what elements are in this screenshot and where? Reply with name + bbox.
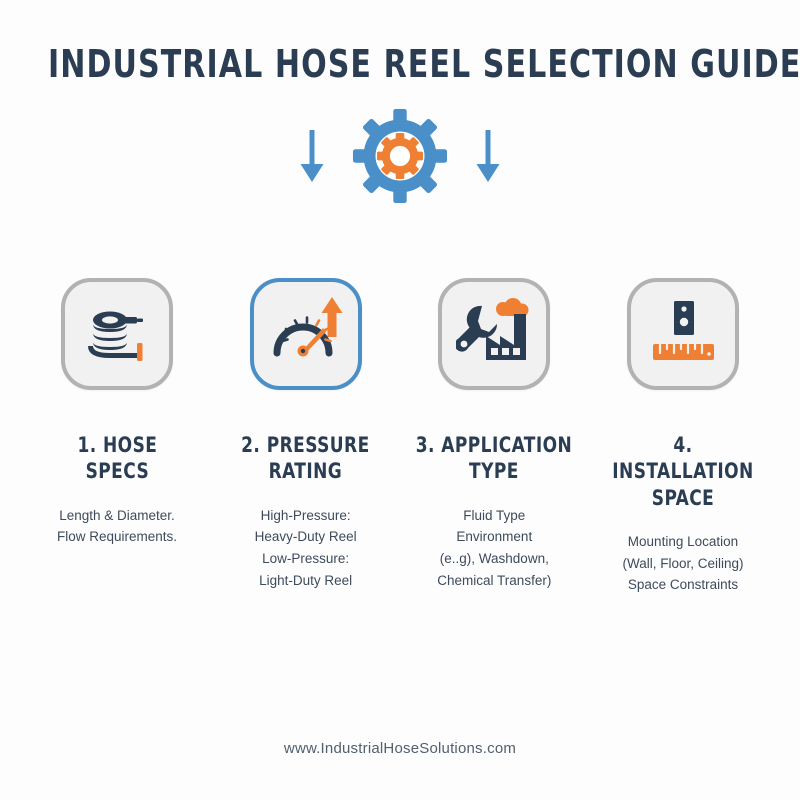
icon-box-installation-space[interactable] xyxy=(627,278,739,390)
card-heading: 3. APPLICATION TYPE xyxy=(416,432,573,485)
page-title: INDUSTRIAL HOSE REEL SELECTION GUIDE xyxy=(48,44,752,86)
card-heading: 2. PRESSURE RATING xyxy=(241,432,370,485)
hose-coil-icon xyxy=(81,296,153,373)
title-block: INDUSTRIAL HOSE REEL SELECTION GUIDE xyxy=(0,44,800,86)
card-body: High-Pressure: Heavy-Duty Reel Low-Press… xyxy=(255,505,357,592)
infographic-page: INDUSTRIAL HOSE REEL SELECTION GUIDE xyxy=(0,0,800,800)
card-pressure-rating[interactable]: 2. PRESSURE RATING High-Pressure: Heavy-… xyxy=(217,278,395,592)
footer: www.IndustrialHoseSolutions.com xyxy=(0,740,800,758)
footer-url[interactable]: www.IndustrialHoseSolutions.com xyxy=(284,740,516,757)
card-hose-specs[interactable]: 1. HOSE SPECS Length & Diameter. Flow Re… xyxy=(28,278,206,548)
arrow-down-icon-left xyxy=(298,128,326,189)
card-row: 1. HOSE SPECS Length & Diameter. Flow Re… xyxy=(28,278,772,596)
pressure-gauge-icon xyxy=(269,295,343,374)
card-body: Fluid Type Environment (e..g), Washdown,… xyxy=(437,505,551,592)
card-heading: 1. HOSE SPECS xyxy=(77,432,157,485)
card-installation-space[interactable]: 4. INSTALLATION SPACE Mounting Location … xyxy=(594,278,772,596)
icon-box-application-type[interactable] xyxy=(438,278,550,390)
gear-arrow-row xyxy=(0,108,800,208)
icon-box-pressure-rating[interactable] xyxy=(250,278,362,390)
card-heading: 4. INSTALLATION SPACE xyxy=(603,432,763,511)
card-body: Mounting Location (Wall, Floor, Ceiling)… xyxy=(622,531,743,597)
gear-icon xyxy=(352,108,448,209)
arrow-down-icon-right xyxy=(474,128,502,189)
icon-box-hose-specs[interactable] xyxy=(61,278,173,390)
card-body: Length & Diameter. Flow Requirements. xyxy=(57,505,177,549)
wrench-factory-icon xyxy=(456,296,532,373)
bracket-ruler-icon xyxy=(647,296,719,373)
card-application-type[interactable]: 3. APPLICATION TYPE Fluid Type Environme… xyxy=(405,278,583,592)
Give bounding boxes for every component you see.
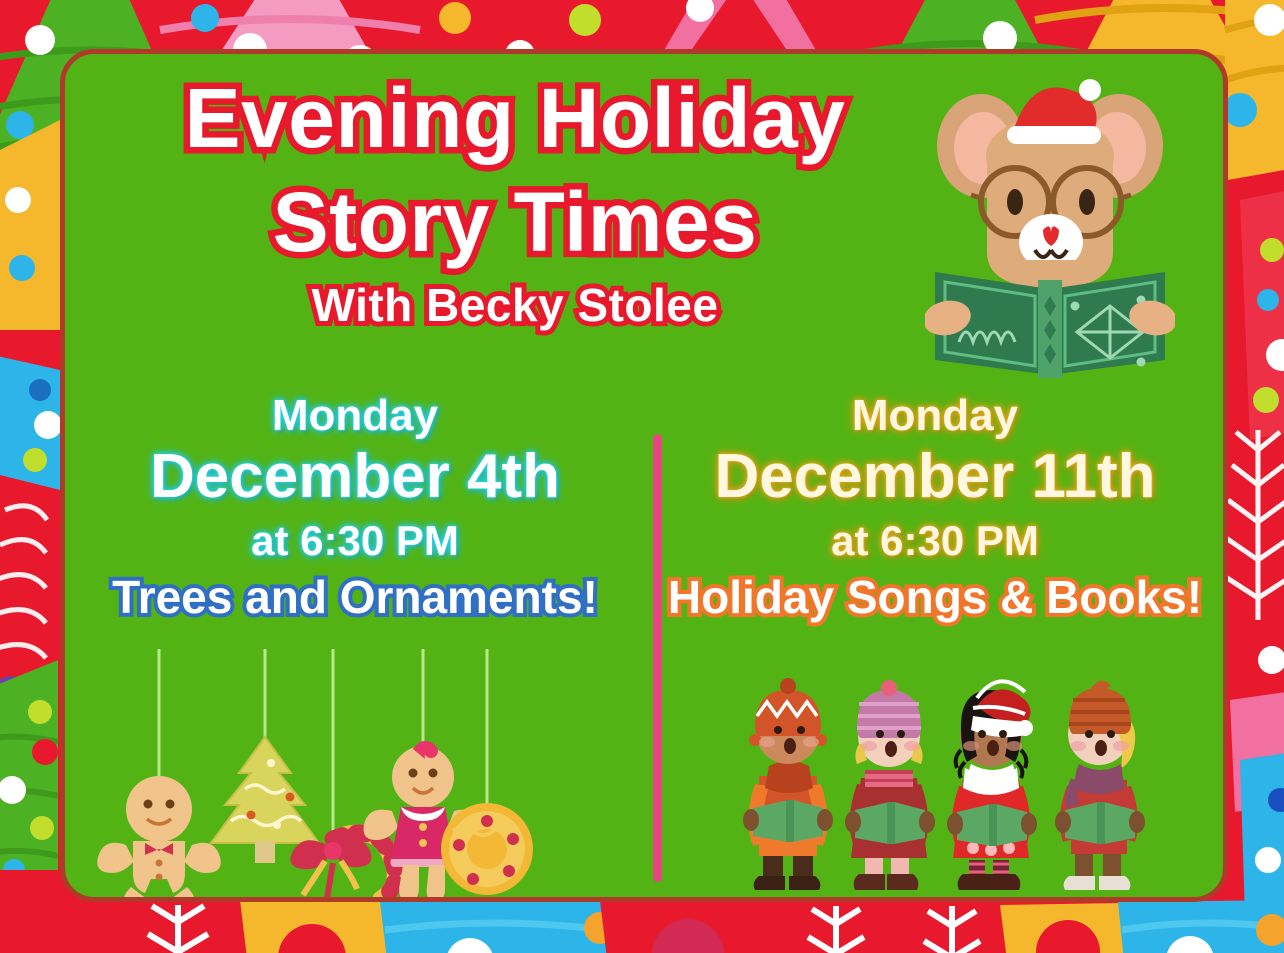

★ ★ ★ ★ ★

Reproduce every line of the listing above verbatim, leaving out the pictures.

→ Completed task
what elements are in this screenshot and where? Reply with name + bbox.
icon-box-installation-space[interactable] xyxy=(627,278,739,390)
card-heading: 3. APPLICATION TYPE xyxy=(416,432,573,485)
page-title: INDUSTRIAL HOSE REEL SELECTION GUIDE xyxy=(48,44,752,86)
card-heading: 2. PRESSURE RATING xyxy=(241,432,370,485)
hose-coil-icon xyxy=(81,296,153,373)
title-block: INDUSTRIAL HOSE REEL SELECTION GUIDE xyxy=(0,44,800,86)
card-body: High-Pressure: Heavy-Duty Reel Low-Press… xyxy=(255,505,357,592)
infographic-page: INDUSTRIAL HOSE REEL SELECTION GUIDE xyxy=(0,0,800,800)
card-pressure-rating[interactable]: 2. PRESSURE RATING High-Pressure: Heavy-… xyxy=(217,278,395,592)
footer: www.IndustrialHoseSolutions.com xyxy=(0,740,800,758)
footer-url[interactable]: www.IndustrialHoseSolutions.com xyxy=(284,740,516,757)
card-hose-specs[interactable]: 1. HOSE SPECS Length & Diameter. Flow Re… xyxy=(28,278,206,548)
arrow-down-icon-left xyxy=(298,128,326,189)
card-row: 1. HOSE SPECS Length & Diameter. Flow Re… xyxy=(28,278,772,596)
pressure-gauge-icon xyxy=(269,295,343,374)
card-body: Fluid Type Environment (e..g), Washdown,… xyxy=(437,505,551,592)
card-heading: 1. HOSE SPECS xyxy=(77,432,157,485)
card-installation-space[interactable]: 4. INSTALLATION SPACE Mounting Location … xyxy=(594,278,772,596)
icon-box-application-type[interactable] xyxy=(438,278,550,390)
gear-arrow-row xyxy=(0,108,800,208)
icon-box-pressure-rating[interactable] xyxy=(250,278,362,390)
card-heading: 4. INSTALLATION SPACE xyxy=(603,432,763,511)
card-body: Mounting Location (Wall, Floor, Ceiling)… xyxy=(622,531,743,597)
gear-icon xyxy=(352,108,448,209)
arrow-down-icon-right xyxy=(474,128,502,189)
icon-box-hose-specs[interactable] xyxy=(61,278,173,390)
card-body: Length & Diameter. Flow Requirements. xyxy=(57,505,177,549)
wrench-factory-icon xyxy=(456,296,532,373)
bracket-ruler-icon xyxy=(647,296,719,373)
card-application-type[interactable]: 3. APPLICATION TYPE Fluid Type Environme… xyxy=(405,278,583,592)
Give bounding boxes for every component you see.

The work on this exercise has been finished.